__AVAILABLE RECORDS__:
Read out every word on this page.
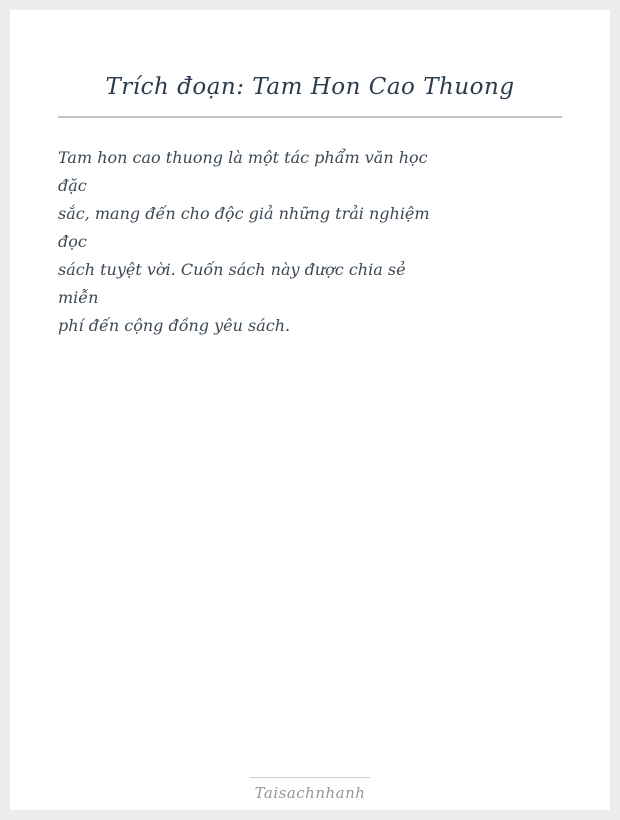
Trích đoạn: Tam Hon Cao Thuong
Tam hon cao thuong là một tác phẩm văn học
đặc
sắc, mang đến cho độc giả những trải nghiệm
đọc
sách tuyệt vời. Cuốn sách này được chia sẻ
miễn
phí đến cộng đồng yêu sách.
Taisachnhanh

__WHAT YOU SHOULD DO__: The records above should be reproduced exactly, with no pictures included.

__THE RESPONSE__:
Read out every word on this page.
Trích đoạn: Tam Hon Cao Thuong
Tam hon cao thuong là một tác phẩm văn học
đặc
sắc, mang đến cho độc giả những trải nghiệm
đọc
sách tuyệt vời. Cuốn sách này được chia sẻ
miễn
phí đến cộng đồng yêu sách.
Taisachnhanh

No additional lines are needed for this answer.